Copy each line containing the word "JSON" from the records that follow, please.

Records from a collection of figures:
- - -

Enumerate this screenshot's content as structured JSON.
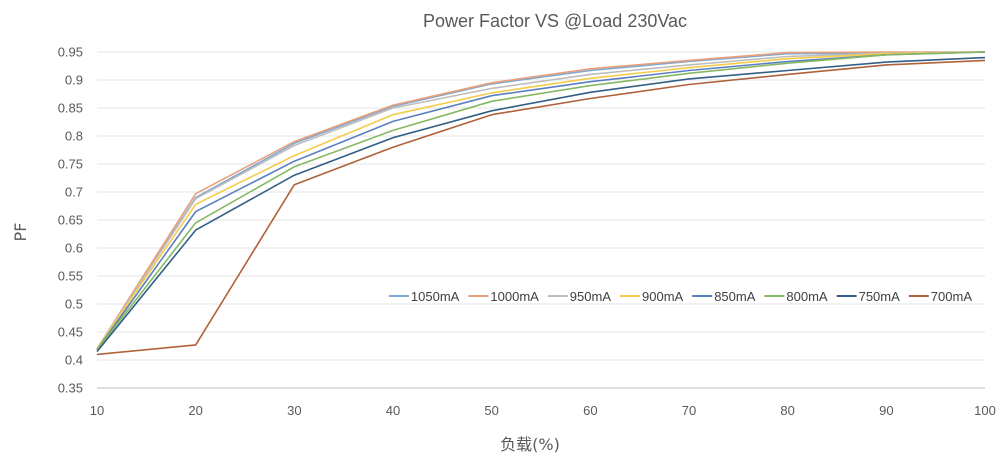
{
  "chart_data": {
    "type": "line",
    "title": "Power Factor VS @Load 230Vac",
    "xlabel": "负载(%)",
    "ylabel": "PF",
    "x": [
      10,
      20,
      30,
      40,
      50,
      60,
      70,
      80,
      90,
      100
    ],
    "xlim": [
      10,
      100
    ],
    "ylim": [
      0.35,
      0.95
    ],
    "xticks": [
      "10",
      "20",
      "30",
      "40",
      "50",
      "60",
      "70",
      "80",
      "90",
      "100"
    ],
    "yticks": [
      "0.35",
      "0.4",
      "0.45",
      "0.5",
      "0.55",
      "0.6",
      "0.65",
      "0.7",
      "0.75",
      "0.8",
      "0.85",
      "0.9",
      "0.95"
    ],
    "grid": "horizontal",
    "legend_position": "inside-right",
    "series": [
      {
        "name": "1050mA",
        "color": "#7fa7d1",
        "values": [
          0.42,
          0.69,
          0.787,
          0.853,
          0.893,
          0.917,
          0.933,
          0.947,
          0.948,
          0.95
        ]
      },
      {
        "name": "1000mA",
        "color": "#e8a07a",
        "values": [
          0.42,
          0.697,
          0.79,
          0.855,
          0.895,
          0.92,
          0.935,
          0.949,
          0.95,
          0.95
        ]
      },
      {
        "name": "950mA",
        "color": "#bdbdbd",
        "values": [
          0.42,
          0.688,
          0.783,
          0.85,
          0.885,
          0.91,
          0.927,
          0.942,
          0.948,
          0.95
        ]
      },
      {
        "name": "900mA",
        "color": "#f5cc4a",
        "values": [
          0.42,
          0.678,
          0.765,
          0.838,
          0.877,
          0.903,
          0.922,
          0.938,
          0.947,
          0.95
        ]
      },
      {
        "name": "850mA",
        "color": "#5a7fc1",
        "values": [
          0.418,
          0.665,
          0.755,
          0.826,
          0.872,
          0.897,
          0.917,
          0.933,
          0.945,
          0.95
        ]
      },
      {
        "name": "800mA",
        "color": "#86b862",
        "values": [
          0.418,
          0.645,
          0.745,
          0.81,
          0.862,
          0.89,
          0.912,
          0.93,
          0.945,
          0.95
        ]
      },
      {
        "name": "750mA",
        "color": "#335f87",
        "values": [
          0.415,
          0.632,
          0.73,
          0.797,
          0.845,
          0.878,
          0.902,
          0.917,
          0.932,
          0.94
        ]
      },
      {
        "name": "700mA",
        "color": "#b0623a",
        "values": [
          0.41,
          0.427,
          0.713,
          0.78,
          0.838,
          0.867,
          0.892,
          0.91,
          0.927,
          0.935
        ]
      }
    ]
  }
}
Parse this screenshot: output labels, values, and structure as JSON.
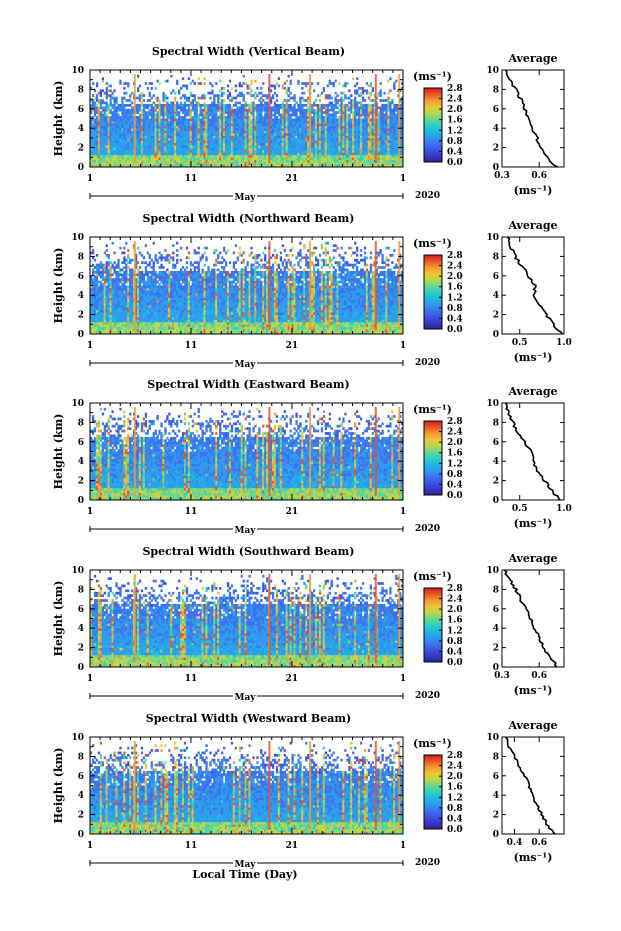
{
  "footer_xlabel": "Local Time (Day)",
  "colors": {
    "colormap": [
      "#3b1f8c",
      "#3438c9",
      "#3a56e6",
      "#3d73ee",
      "#2e9bee",
      "#1fb9e0",
      "#2ed1c4",
      "#6ad88f",
      "#b9d94a",
      "#f0c43a",
      "#f59a2c",
      "#e9542a",
      "#d01f1f"
    ],
    "axis": "#000000"
  },
  "chart_data": [
    {
      "type": "heatmap",
      "beam": "Vertical",
      "title": "Spectral Width (Vertical Beam)",
      "ylabel": "Height (km)",
      "ylim": [
        0,
        10
      ],
      "yticks": [
        "0",
        "2",
        "4",
        "6",
        "8",
        "10"
      ],
      "xticks": [
        "1",
        "11",
        "21",
        "1"
      ],
      "month_label": "May",
      "year_label": "2020",
      "colorbar": {
        "unit": "(ms⁻¹)",
        "range": [
          0,
          2.8
        ],
        "ticks": [
          "0.0",
          "0.4",
          "0.8",
          "1.2",
          "1.6",
          "2.0",
          "2.4",
          "2.8"
        ]
      },
      "avg_profile": {
        "title": "Average",
        "xlabel": "(ms⁻¹)",
        "xlim": [
          0.3,
          0.8
        ],
        "xticks": [
          "0.3",
          "0.6"
        ],
        "heights_km": [
          0,
          1,
          2,
          3,
          4,
          5,
          6,
          7,
          8,
          9,
          10
        ],
        "values": [
          0.74,
          0.66,
          0.62,
          0.58,
          0.54,
          0.52,
          0.48,
          0.45,
          0.41,
          0.37,
          0.33
        ]
      }
    },
    {
      "type": "heatmap",
      "beam": "Northward",
      "title": "Spectral Width (Northward Beam)",
      "ylabel": "Height (km)",
      "ylim": [
        0,
        10
      ],
      "yticks": [
        "0",
        "2",
        "4",
        "6",
        "8",
        "10"
      ],
      "xticks": [
        "1",
        "11",
        "21",
        "1"
      ],
      "month_label": "May",
      "year_label": "2020",
      "colorbar": {
        "unit": "(ms⁻¹)",
        "range": [
          0,
          2.8
        ],
        "ticks": [
          "0.0",
          "0.4",
          "0.8",
          "1.2",
          "1.6",
          "2.0",
          "2.4",
          "2.8"
        ]
      },
      "avg_profile": {
        "title": "Average",
        "xlabel": "(ms⁻¹)",
        "xlim": [
          0.3,
          1.0
        ],
        "xticks": [
          "0.5",
          "1.0"
        ],
        "heights_km": [
          0,
          1,
          2,
          3,
          4,
          5,
          6,
          7,
          8,
          9,
          10
        ],
        "values": [
          0.98,
          0.88,
          0.8,
          0.72,
          0.66,
          0.68,
          0.6,
          0.52,
          0.45,
          0.4,
          0.36
        ]
      }
    },
    {
      "type": "heatmap",
      "beam": "Eastward",
      "title": "Spectral Width (Eastward Beam)",
      "ylabel": "Height (km)",
      "ylim": [
        0,
        10
      ],
      "yticks": [
        "0",
        "2",
        "4",
        "6",
        "8",
        "10"
      ],
      "xticks": [
        "1",
        "11",
        "21",
        "1"
      ],
      "month_label": "May",
      "year_label": "2020",
      "colorbar": {
        "unit": "(ms⁻¹)",
        "range": [
          0,
          2.8
        ],
        "ticks": [
          "0.0",
          "0.4",
          "0.8",
          "1.2",
          "1.6",
          "2.0",
          "2.4",
          "2.8"
        ]
      },
      "avg_profile": {
        "title": "Average",
        "xlabel": "(ms⁻¹)",
        "xlim": [
          0.3,
          1.0
        ],
        "xticks": [
          "0.5",
          "1.0"
        ],
        "heights_km": [
          0,
          1,
          2,
          3,
          4,
          5,
          6,
          7,
          8,
          9,
          10
        ],
        "values": [
          0.96,
          0.86,
          0.78,
          0.7,
          0.66,
          0.62,
          0.56,
          0.48,
          0.42,
          0.38,
          0.34
        ]
      }
    },
    {
      "type": "heatmap",
      "beam": "Southward",
      "title": "Spectral Width (Southward Beam)",
      "ylabel": "Height (km)",
      "ylim": [
        0,
        10
      ],
      "yticks": [
        "0",
        "2",
        "4",
        "6",
        "8",
        "10"
      ],
      "xticks": [
        "1",
        "11",
        "21",
        "1"
      ],
      "month_label": "May",
      "year_label": "2020",
      "colorbar": {
        "unit": "(ms⁻¹)",
        "range": [
          0,
          2.8
        ],
        "ticks": [
          "0.0",
          "0.4",
          "0.8",
          "1.2",
          "1.6",
          "2.0",
          "2.4",
          "2.8"
        ]
      },
      "avg_profile": {
        "title": "Average",
        "xlabel": "(ms⁻¹)",
        "xlim": [
          0.3,
          0.8
        ],
        "xticks": [
          "0.3",
          "0.6"
        ],
        "heights_km": [
          0,
          1,
          2,
          3,
          4,
          5,
          6,
          7,
          8,
          9,
          10
        ],
        "values": [
          0.75,
          0.68,
          0.64,
          0.6,
          0.56,
          0.53,
          0.49,
          0.45,
          0.41,
          0.36,
          0.32
        ]
      }
    },
    {
      "type": "heatmap",
      "beam": "Westward",
      "title": "Spectral Width (Westward Beam)",
      "ylabel": "Height (km)",
      "ylim": [
        0,
        10
      ],
      "yticks": [
        "0",
        "2",
        "4",
        "6",
        "8",
        "10"
      ],
      "xticks": [
        "1",
        "11",
        "21",
        "1"
      ],
      "month_label": "May",
      "year_label": "2020",
      "colorbar": {
        "unit": "(ms⁻¹)",
        "range": [
          0,
          2.8
        ],
        "ticks": [
          "0.0",
          "0.4",
          "0.8",
          "1.2",
          "1.6",
          "2.0",
          "2.4",
          "2.8"
        ]
      },
      "avg_profile": {
        "title": "Average",
        "xlabel": "(ms⁻¹)",
        "xlim": [
          0.3,
          0.8
        ],
        "xticks": [
          "0.4",
          "0.6"
        ],
        "heights_km": [
          0,
          1,
          2,
          3,
          4,
          5,
          6,
          7,
          8,
          9,
          10
        ],
        "values": [
          0.72,
          0.66,
          0.62,
          0.58,
          0.55,
          0.52,
          0.48,
          0.44,
          0.4,
          0.36,
          0.33
        ]
      }
    }
  ]
}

- - -

*REPLY TO THE TASK*
Enumerate this screenshot's content as structured JSON.
Parse this screenshot: output labels, values, and structure as JSON.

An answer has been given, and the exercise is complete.